▶ [Problem description]:
Beginning with the line that contains "Convert this screenshot", copy each subsequent line of the data below through the last one, including both ends but not the pictures.

▶ [Material]:
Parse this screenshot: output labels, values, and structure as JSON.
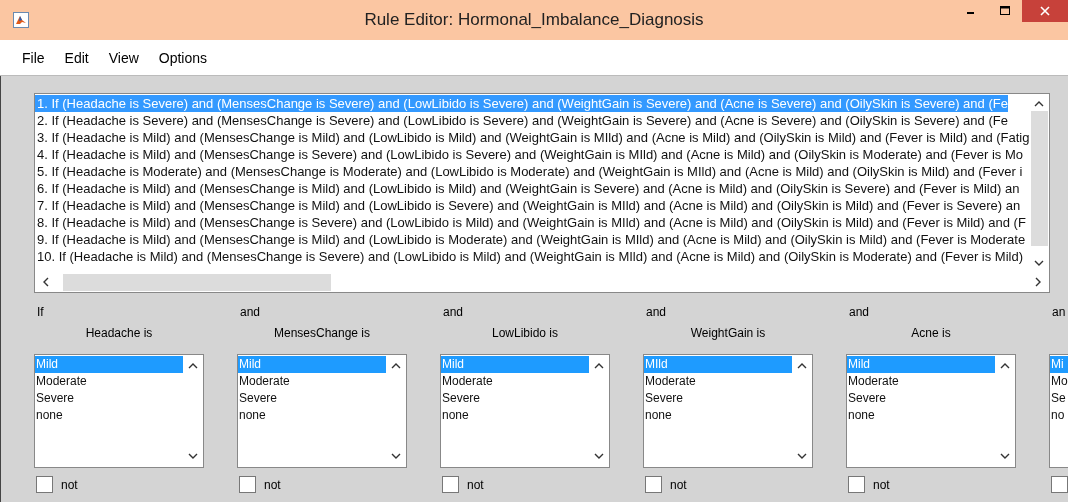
{
  "window": {
    "title": "Rule Editor: Hormonal_Imbalance_Diagnosis"
  },
  "menu": [
    "File",
    "Edit",
    "View",
    "Options"
  ],
  "rules": [
    {
      "text": "1. If (Headache is Severe) and (MensesChange is Severe) and (LowLibido is Severe) and (WeightGain is Severe) and (Acne is Severe) and (OilySkin is Severe) and (Fe",
      "selected": true
    },
    {
      "text": "2. If (Headache is Severe) and (MensesChange is Severe) and (LowLibido is Severe) and (WeightGain is Severe) and (Acne is Severe) and (OilySkin is Severe) and (Fe",
      "selected": false
    },
    {
      "text": "3. If (Headache is Mild) and (MensesChange is Mild) and (LowLibido is Mild) and (WeightGain is MIld) and (Acne is Mild) and (OilySkin is Mild) and (Fever is Mild) and (Fatig",
      "selected": false
    },
    {
      "text": "4. If (Headache is Mild) and (MensesChange is Severe) and (LowLibido is Severe) and (WeightGain is MIld) and (Acne is Mild) and (OilySkin is Moderate) and (Fever is Mo",
      "selected": false
    },
    {
      "text": "5. If (Headache is Moderate) and (MensesChange is Moderate) and (LowLibido is Moderate) and (WeightGain is MIld) and (Acne is Mild) and (OilySkin is Mild) and (Fever i",
      "selected": false
    },
    {
      "text": "6. If (Headache is Mild) and (MensesChange is Mild) and (LowLibido is Mild) and (WeightGain is Severe) and (Acne is Mild) and (OilySkin is Severe) and (Fever is Mild) an",
      "selected": false
    },
    {
      "text": "7. If (Headache is Mild) and (MensesChange is Mild) and (LowLibido is Severe) and (WeightGain is MIld) and (Acne is Mild) and (OilySkin is Mild) and (Fever is Severe) an",
      "selected": false
    },
    {
      "text": "8. If (Headache is Mild) and (MensesChange is Severe) and (LowLibido is Mild) and (WeightGain is MIld) and (Acne is Mild) and (OilySkin is Mild) and (Fever is Mild) and (F",
      "selected": false
    },
    {
      "text": "9. If (Headache is Mild) and (MensesChange is Mild) and (LowLibido is Moderate) and (WeightGain is MIld) and (Acne is Mild) and (OilySkin is Mild) and (Fever is Moderate",
      "selected": false
    },
    {
      "text": "10. If (Headache is Mild) and (MensesChange is Severe) and (LowLibido is Mild) and (WeightGain is MIld) and (Acne is Mild) and (OilySkin is Moderate) and (Fever is Mild)",
      "selected": false
    }
  ],
  "columns": [
    {
      "connector": "If",
      "header": "Headache is",
      "options": [
        {
          "label": "Mild",
          "selected": true
        },
        {
          "label": "Moderate",
          "selected": false
        },
        {
          "label": "Severe",
          "selected": false
        },
        {
          "label": "none",
          "selected": false
        }
      ],
      "not": false,
      "not_label": "not"
    },
    {
      "connector": "and",
      "header": "MensesChange is",
      "options": [
        {
          "label": "Mild",
          "selected": true
        },
        {
          "label": "Moderate",
          "selected": false
        },
        {
          "label": "Severe",
          "selected": false
        },
        {
          "label": "none",
          "selected": false
        }
      ],
      "not": false,
      "not_label": "not"
    },
    {
      "connector": "and",
      "header": "LowLibido is",
      "options": [
        {
          "label": "Mild",
          "selected": true
        },
        {
          "label": "Moderate",
          "selected": false
        },
        {
          "label": "Severe",
          "selected": false
        },
        {
          "label": "none",
          "selected": false
        }
      ],
      "not": false,
      "not_label": "not"
    },
    {
      "connector": "and",
      "header": "WeightGain is",
      "options": [
        {
          "label": "MIld",
          "selected": true
        },
        {
          "label": "Moderate",
          "selected": false
        },
        {
          "label": "Severe",
          "selected": false
        },
        {
          "label": "none",
          "selected": false
        }
      ],
      "not": false,
      "not_label": "not"
    },
    {
      "connector": "and",
      "header": "Acne is",
      "options": [
        {
          "label": "Mild",
          "selected": true
        },
        {
          "label": "Moderate",
          "selected": false
        },
        {
          "label": "Severe",
          "selected": false
        },
        {
          "label": "none",
          "selected": false
        }
      ],
      "not": false,
      "not_label": "not"
    },
    {
      "connector": "an",
      "options": [
        {
          "label": "Mi",
          "selected": true
        },
        {
          "label": "Mo",
          "selected": false
        },
        {
          "label": "Se",
          "selected": false
        },
        {
          "label": "no",
          "selected": false
        }
      ],
      "not": false
    }
  ]
}
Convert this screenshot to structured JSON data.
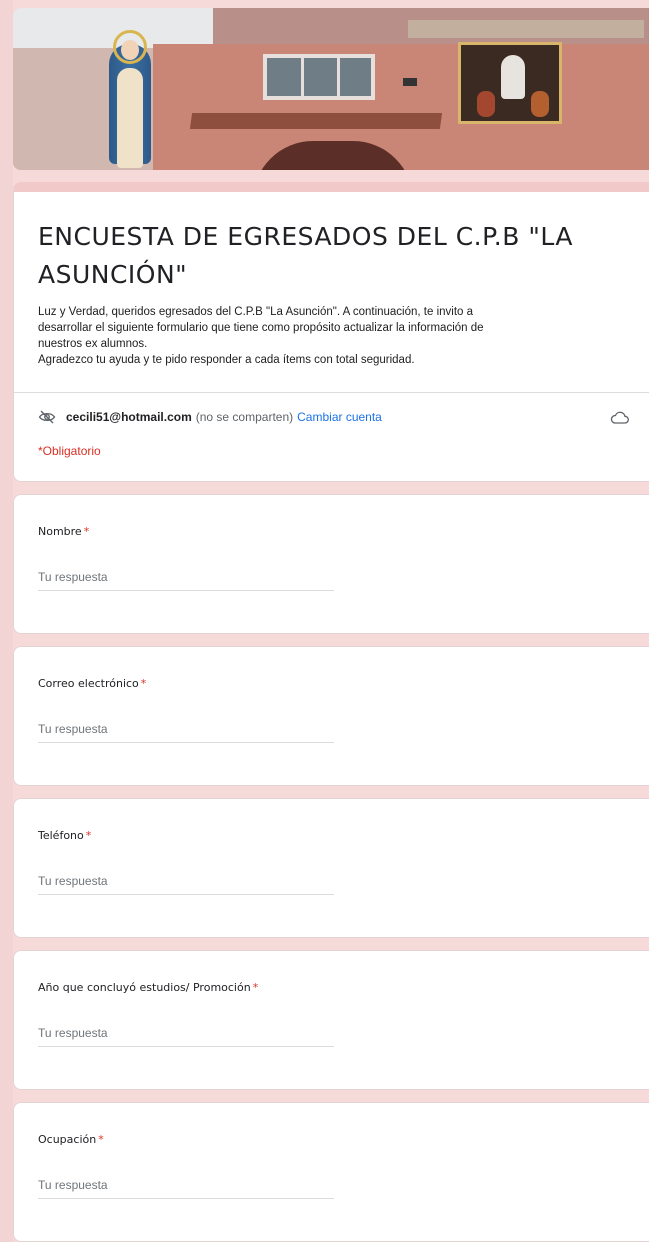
{
  "form": {
    "title": "ENCUESTA DE EGRESADOS DEL C.P.B \"LA ASUNCIÓN\"",
    "description_lines": [
      "Luz y Verdad, queridos egresados del C.P.B \"La Asunción\". A continuación, te invito a",
      "desarrollar el siguiente formulario que tiene como propósito actualizar la información de",
      "nuestros ex alumnos.",
      "Agradezco tu ayuda y te pido responder a cada ítems con total seguridad."
    ],
    "account": {
      "email": "cecili51@hotmail.com",
      "privacy_note": "(no se comparten)",
      "switch_label": "Cambiar cuenta",
      "hide_icon": "eye-off-icon",
      "save_icon": "cloud-icon"
    },
    "required_note": "*Obligatorio"
  },
  "questions": [
    {
      "label": "Nombre",
      "required_mark": "*",
      "placeholder": "Tu respuesta"
    },
    {
      "label": "Correo electrónico",
      "required_mark": "*",
      "placeholder": "Tu respuesta"
    },
    {
      "label": "Teléfono",
      "required_mark": "*",
      "placeholder": "Tu respuesta"
    },
    {
      "label": "Año que concluyó estudios/ Promoción",
      "required_mark": "*",
      "placeholder": "Tu respuesta"
    },
    {
      "label": "Ocupación",
      "required_mark": "*",
      "placeholder": "Tu respuesta"
    }
  ],
  "colors": {
    "background": "#f6dada",
    "accent_border": "#f2c9c9",
    "required": "#d93025",
    "link": "#1a73e8"
  }
}
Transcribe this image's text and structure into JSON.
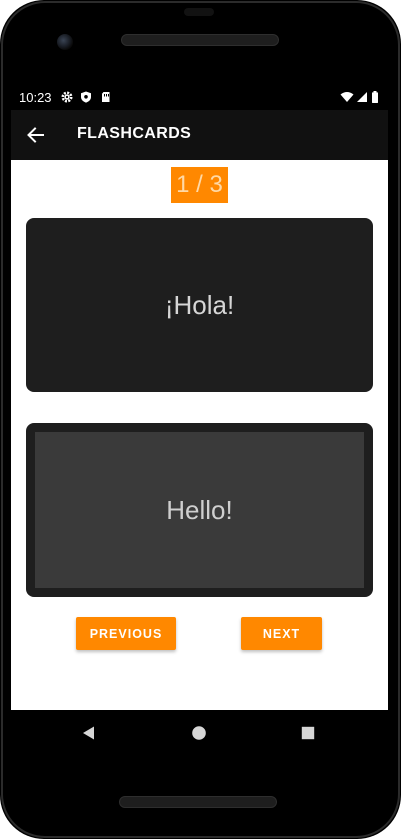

▶ [Result of the task]:
Convert this screenshot to structured JSON data.
{
  "form": {
    "title": "ENCUESTA DE EGRESADOS DEL C.P.B \"LA ASUNCIÓN\"",
    "description_lines": [
      "Luz y Verdad, queridos egresados del C.P.B \"La Asunción\". A continuación, te invito a",
      "desarrollar el siguiente formulario que tiene como propósito actualizar la información de",
      "nuestros ex alumnos.",
      "Agradezco tu ayuda y te pido responder a cada ítems con total seguridad."
    ],
    "account": {
      "email": "cecili51@hotmail.com",
      "privacy_note": "(no se comparten)",
      "switch_label": "Cambiar cuenta",
      "hide_icon": "eye-off-icon",
      "save_icon": "cloud-icon"
    },
    "required_note": "*Obligatorio"
  },
  "questions": [
    {
      "label": "Nombre",
      "required_mark": "*",
      "placeholder": "Tu respuesta"
    },
    {
      "label": "Correo electrónico",
      "required_mark": "*",
      "placeholder": "Tu respuesta"
    },
    {
      "label": "Teléfono",
      "required_mark": "*",
      "placeholder": "Tu respuesta"
    },
    {
      "label": "Año que concluyó estudios/ Promoción",
      "required_mark": "*",
      "placeholder": "Tu respuesta"
    },
    {
      "label": "Ocupación",
      "required_mark": "*",
      "placeholder": "Tu respuesta"
    }
  ],
  "colors": {
    "background": "#f6dada",
    "accent_border": "#f2c9c9",
    "required": "#d93025",
    "link": "#1a73e8"
  }
}
Transcribe this image's text and structure into JSON.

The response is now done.